Recorded data:
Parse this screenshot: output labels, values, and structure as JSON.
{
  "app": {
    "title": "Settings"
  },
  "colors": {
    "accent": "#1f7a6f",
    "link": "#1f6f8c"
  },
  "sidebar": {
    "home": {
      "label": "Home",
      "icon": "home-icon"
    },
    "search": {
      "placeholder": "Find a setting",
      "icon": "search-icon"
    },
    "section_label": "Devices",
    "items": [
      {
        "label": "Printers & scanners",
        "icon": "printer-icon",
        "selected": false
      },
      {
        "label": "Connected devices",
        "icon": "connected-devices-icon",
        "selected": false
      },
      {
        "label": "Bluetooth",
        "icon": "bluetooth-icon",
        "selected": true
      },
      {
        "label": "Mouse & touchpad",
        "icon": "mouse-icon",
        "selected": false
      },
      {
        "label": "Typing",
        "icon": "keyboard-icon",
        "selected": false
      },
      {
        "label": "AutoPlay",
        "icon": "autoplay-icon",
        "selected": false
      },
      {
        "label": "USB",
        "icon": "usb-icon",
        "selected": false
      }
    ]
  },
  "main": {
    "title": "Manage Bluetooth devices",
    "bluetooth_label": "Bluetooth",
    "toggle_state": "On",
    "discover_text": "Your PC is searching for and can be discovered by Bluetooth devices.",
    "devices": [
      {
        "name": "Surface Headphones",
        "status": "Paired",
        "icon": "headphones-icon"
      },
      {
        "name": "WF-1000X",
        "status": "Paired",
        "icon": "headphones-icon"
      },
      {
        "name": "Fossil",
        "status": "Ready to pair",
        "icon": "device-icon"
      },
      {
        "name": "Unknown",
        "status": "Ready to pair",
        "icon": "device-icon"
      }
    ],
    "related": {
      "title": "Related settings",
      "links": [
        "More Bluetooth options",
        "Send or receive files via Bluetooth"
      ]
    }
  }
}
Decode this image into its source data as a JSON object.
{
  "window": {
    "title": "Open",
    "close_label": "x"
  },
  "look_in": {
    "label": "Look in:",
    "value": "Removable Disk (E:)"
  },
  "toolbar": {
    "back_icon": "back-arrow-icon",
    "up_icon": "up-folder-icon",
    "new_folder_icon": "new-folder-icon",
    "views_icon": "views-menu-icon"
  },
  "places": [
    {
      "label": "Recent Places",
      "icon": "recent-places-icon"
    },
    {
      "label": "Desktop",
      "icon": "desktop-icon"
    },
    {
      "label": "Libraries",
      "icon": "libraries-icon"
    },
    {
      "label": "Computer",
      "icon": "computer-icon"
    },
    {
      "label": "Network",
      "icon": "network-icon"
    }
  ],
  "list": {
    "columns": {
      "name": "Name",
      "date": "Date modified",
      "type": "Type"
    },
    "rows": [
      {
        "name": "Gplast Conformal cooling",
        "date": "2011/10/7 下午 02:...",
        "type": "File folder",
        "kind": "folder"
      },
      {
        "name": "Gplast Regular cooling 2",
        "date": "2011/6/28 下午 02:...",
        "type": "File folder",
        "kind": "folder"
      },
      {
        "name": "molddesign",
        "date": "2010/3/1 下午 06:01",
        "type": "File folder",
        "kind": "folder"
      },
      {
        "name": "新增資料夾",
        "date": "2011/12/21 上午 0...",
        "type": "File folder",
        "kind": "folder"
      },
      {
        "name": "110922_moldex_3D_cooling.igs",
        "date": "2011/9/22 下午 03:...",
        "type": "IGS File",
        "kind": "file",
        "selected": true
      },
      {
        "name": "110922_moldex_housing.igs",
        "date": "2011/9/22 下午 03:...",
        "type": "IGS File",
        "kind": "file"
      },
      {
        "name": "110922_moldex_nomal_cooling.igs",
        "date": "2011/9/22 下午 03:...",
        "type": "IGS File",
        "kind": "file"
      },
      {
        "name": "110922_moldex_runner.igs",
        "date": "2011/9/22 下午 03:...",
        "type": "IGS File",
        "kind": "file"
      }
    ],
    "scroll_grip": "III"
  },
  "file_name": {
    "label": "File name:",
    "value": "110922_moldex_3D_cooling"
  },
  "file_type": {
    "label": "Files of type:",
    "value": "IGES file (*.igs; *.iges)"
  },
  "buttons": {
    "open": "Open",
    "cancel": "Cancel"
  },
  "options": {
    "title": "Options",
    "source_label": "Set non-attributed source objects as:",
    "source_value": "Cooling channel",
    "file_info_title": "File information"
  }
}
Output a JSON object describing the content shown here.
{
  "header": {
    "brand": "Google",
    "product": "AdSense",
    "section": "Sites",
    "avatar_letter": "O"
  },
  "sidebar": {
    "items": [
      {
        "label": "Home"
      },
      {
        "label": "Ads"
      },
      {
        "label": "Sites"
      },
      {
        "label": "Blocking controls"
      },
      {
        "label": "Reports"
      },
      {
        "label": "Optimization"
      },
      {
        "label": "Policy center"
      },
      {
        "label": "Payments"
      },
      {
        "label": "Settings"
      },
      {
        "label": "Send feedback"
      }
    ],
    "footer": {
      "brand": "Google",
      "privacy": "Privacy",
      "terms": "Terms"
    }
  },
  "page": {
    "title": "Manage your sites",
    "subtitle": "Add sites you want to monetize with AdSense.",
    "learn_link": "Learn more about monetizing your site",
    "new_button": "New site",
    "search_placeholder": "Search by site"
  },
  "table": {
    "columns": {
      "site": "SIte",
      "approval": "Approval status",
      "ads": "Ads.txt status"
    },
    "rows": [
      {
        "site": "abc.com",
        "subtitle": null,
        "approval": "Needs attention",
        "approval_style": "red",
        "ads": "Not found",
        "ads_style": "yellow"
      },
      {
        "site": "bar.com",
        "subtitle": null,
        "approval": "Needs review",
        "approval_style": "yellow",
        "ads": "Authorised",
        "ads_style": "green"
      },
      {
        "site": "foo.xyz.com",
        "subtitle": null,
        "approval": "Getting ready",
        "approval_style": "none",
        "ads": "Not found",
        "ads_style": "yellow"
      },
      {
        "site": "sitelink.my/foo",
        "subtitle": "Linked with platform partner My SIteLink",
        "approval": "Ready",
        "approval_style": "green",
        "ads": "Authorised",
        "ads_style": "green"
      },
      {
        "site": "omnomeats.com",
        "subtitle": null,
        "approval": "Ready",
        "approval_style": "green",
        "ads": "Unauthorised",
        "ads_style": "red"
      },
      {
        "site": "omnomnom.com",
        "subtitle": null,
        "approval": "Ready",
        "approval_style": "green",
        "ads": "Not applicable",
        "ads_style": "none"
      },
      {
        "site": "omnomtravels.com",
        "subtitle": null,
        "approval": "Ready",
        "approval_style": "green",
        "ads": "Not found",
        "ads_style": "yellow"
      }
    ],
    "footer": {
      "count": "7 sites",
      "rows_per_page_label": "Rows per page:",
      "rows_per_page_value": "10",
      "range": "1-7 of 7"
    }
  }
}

INSTRUCTIONS TO FOLLOW:
Quote all of the entries verbatim.

OUTPUT BELOW:
Parse this screenshot: output labels, values, and structure as JSON.
{
  "app": {
    "title": "Settings"
  },
  "colors": {
    "accent": "#1f7a6f",
    "link": "#1f6f8c"
  },
  "sidebar": {
    "home": {
      "label": "Home",
      "icon": "home-icon"
    },
    "search": {
      "placeholder": "Find a setting",
      "icon": "search-icon"
    },
    "section_label": "Devices",
    "items": [
      {
        "label": "Printers & scanners",
        "icon": "printer-icon",
        "selected": false
      },
      {
        "label": "Connected devices",
        "icon": "connected-devices-icon",
        "selected": false
      },
      {
        "label": "Bluetooth",
        "icon": "bluetooth-icon",
        "selected": true
      },
      {
        "label": "Mouse & touchpad",
        "icon": "mouse-icon",
        "selected": false
      },
      {
        "label": "Typing",
        "icon": "keyboard-icon",
        "selected": false
      },
      {
        "label": "AutoPlay",
        "icon": "autoplay-icon",
        "selected": false
      },
      {
        "label": "USB",
        "icon": "usb-icon",
        "selected": false
      }
    ]
  },
  "main": {
    "title": "Manage Bluetooth devices",
    "bluetooth_label": "Bluetooth",
    "toggle_state": "On",
    "discover_text": "Your PC is searching for and can be discovered by Bluetooth devices.",
    "devices": [
      {
        "name": "Surface Headphones",
        "status": "Paired",
        "icon": "headphones-icon"
      },
      {
        "name": "WF-1000X",
        "status": "Paired",
        "icon": "headphones-icon"
      },
      {
        "name": "Fossil",
        "status": "Ready to pair",
        "icon": "device-icon"
      },
      {
        "name": "Unknown",
        "status": "Ready to pair",
        "icon": "device-icon"
      }
    ],
    "related": {
      "title": "Related settings",
      "links": [
        "More Bluetooth options",
        "Send or receive files via Bluetooth"
      ]
    }
  }
}
Decode this image into its source data as a JSON object.
{
  "window": {
    "title": "Open",
    "close_label": "x"
  },
  "look_in": {
    "label": "Look in:",
    "value": "Removable Disk (E:)"
  },
  "toolbar": {
    "back_icon": "back-arrow-icon",
    "up_icon": "up-folder-icon",
    "new_folder_icon": "new-folder-icon",
    "views_icon": "views-menu-icon"
  },
  "places": [
    {
      "label": "Recent Places",
      "icon": "recent-places-icon"
    },
    {
      "label": "Desktop",
      "icon": "desktop-icon"
    },
    {
      "label": "Libraries",
      "icon": "libraries-icon"
    },
    {
      "label": "Computer",
      "icon": "computer-icon"
    },
    {
      "label": "Network",
      "icon": "network-icon"
    }
  ],
  "list": {
    "columns": {
      "name": "Name",
      "date": "Date modified",
      "type": "Type"
    },
    "rows": [
      {
        "name": "Gplast Conformal cooling",
        "date": "2011/10/7 下午 02:...",
        "type": "File folder",
        "kind": "folder"
      },
      {
        "name": "Gplast Regular cooling 2",
        "date": "2011/6/28 下午 02:...",
        "type": "File folder",
        "kind": "folder"
      },
      {
        "name": "molddesign",
        "date": "2010/3/1 下午 06:01",
        "type": "File folder",
        "kind": "folder"
      },
      {
        "name": "新增資料夾",
        "date": "2011/12/21 上午 0...",
        "type": "File folder",
        "kind": "folder"
      },
      {
        "name": "110922_moldex_3D_cooling.igs",
        "date": "2011/9/22 下午 03:...",
        "type": "IGS File",
        "kind": "file",
        "selected": true
      },
      {
        "name": "110922_moldex_housing.igs",
        "date": "2011/9/22 下午 03:...",
        "type": "IGS File",
        "kind": "file"
      },
      {
        "name": "110922_moldex_nomal_cooling.igs",
        "date": "2011/9/22 下午 03:...",
        "type": "IGS File",
        "kind": "file"
      },
      {
        "name": "110922_moldex_runner.igs",
        "date": "2011/9/22 下午 03:...",
        "type": "IGS File",
        "kind": "file"
      }
    ],
    "scroll_grip": "III"
  },
  "file_name": {
    "label": "File name:",
    "value": "110922_moldex_3D_cooling"
  },
  "file_type": {
    "label": "Files of type:",
    "value": "IGES file (*.igs; *.iges)"
  },
  "buttons": {
    "open": "Open",
    "cancel": "Cancel"
  },
  "options": {
    "title": "Options",
    "source_label": "Set non-attributed source objects as:",
    "source_value": "Cooling channel",
    "file_info_title": "File information"
  }
}
Output a JSON object describing the content shown here.
{
  "header": {
    "brand": "Google",
    "product": "AdSense",
    "section": "Sites",
    "avatar_letter": "O"
  },
  "sidebar": {
    "items": [
      {
        "label": "Home"
      },
      {
        "label": "Ads"
      },
      {
        "label": "Sites"
      },
      {
        "label": "Blocking controls"
      },
      {
        "label": "Reports"
      },
      {
        "label": "Optimization"
      },
      {
        "label": "Policy center"
      },
      {
        "label": "Payments"
      },
      {
        "label": "Settings"
      },
      {
        "label": "Send feedback"
      }
    ],
    "footer": {
      "brand": "Google",
      "privacy": "Privacy",
      "terms": "Terms"
    }
  },
  "page": {
    "title": "Manage your sites",
    "subtitle": "Add sites you want to monetize with AdSense.",
    "learn_link": "Learn more about monetizing your site",
    "new_button": "New site",
    "search_placeholder": "Search by site"
  },
  "table": {
    "columns": {
      "site": "SIte",
      "approval": "Approval status",
      "ads": "Ads.txt status"
    },
    "rows": [
      {
        "site": "abc.com",
        "subtitle": null,
        "approval": "Needs attention",
        "approval_style": "red",
        "ads": "Not found",
        "ads_style": "yellow"
      },
      {
        "site": "bar.com",
        "subtitle": null,
        "approval": "Needs review",
        "approval_style": "yellow",
        "ads": "Authorised",
        "ads_style": "green"
      },
      {
        "site": "foo.xyz.com",
        "subtitle": null,
        "approval": "Getting ready",
        "approval_style": "none",
        "ads": "Not found",
        "ads_style": "yellow"
      },
      {
        "site": "sitelink.my/foo",
        "subtitle": "Linked with platform partner My SIteLink",
        "approval": "Ready",
        "approval_style": "green",
        "ads": "Authorised",
        "ads_style": "green"
      },
      {
        "site": "omnomeats.com",
        "subtitle": null,
        "approval": "Ready",
        "approval_style": "green",
        "ads": "Unauthorised",
        "ads_style": "red"
      },
      {
        "site": "omnomnom.com",
        "subtitle": null,
        "approval": "Ready",
        "approval_style": "green",
        "ads": "Not applicable",
        "ads_style": "none"
      },
      {
        "site": "omnomtravels.com",
        "subtitle": null,
        "approval": "Ready",
        "approval_style": "green",
        "ads": "Not found",
        "ads_style": "yellow"
      }
    ],
    "footer": {
      "count": "7 sites",
      "rows_per_page_label": "Rows per page:",
      "rows_per_page_value": "10",
      "range": "1-7 of 7"
    }
  }
}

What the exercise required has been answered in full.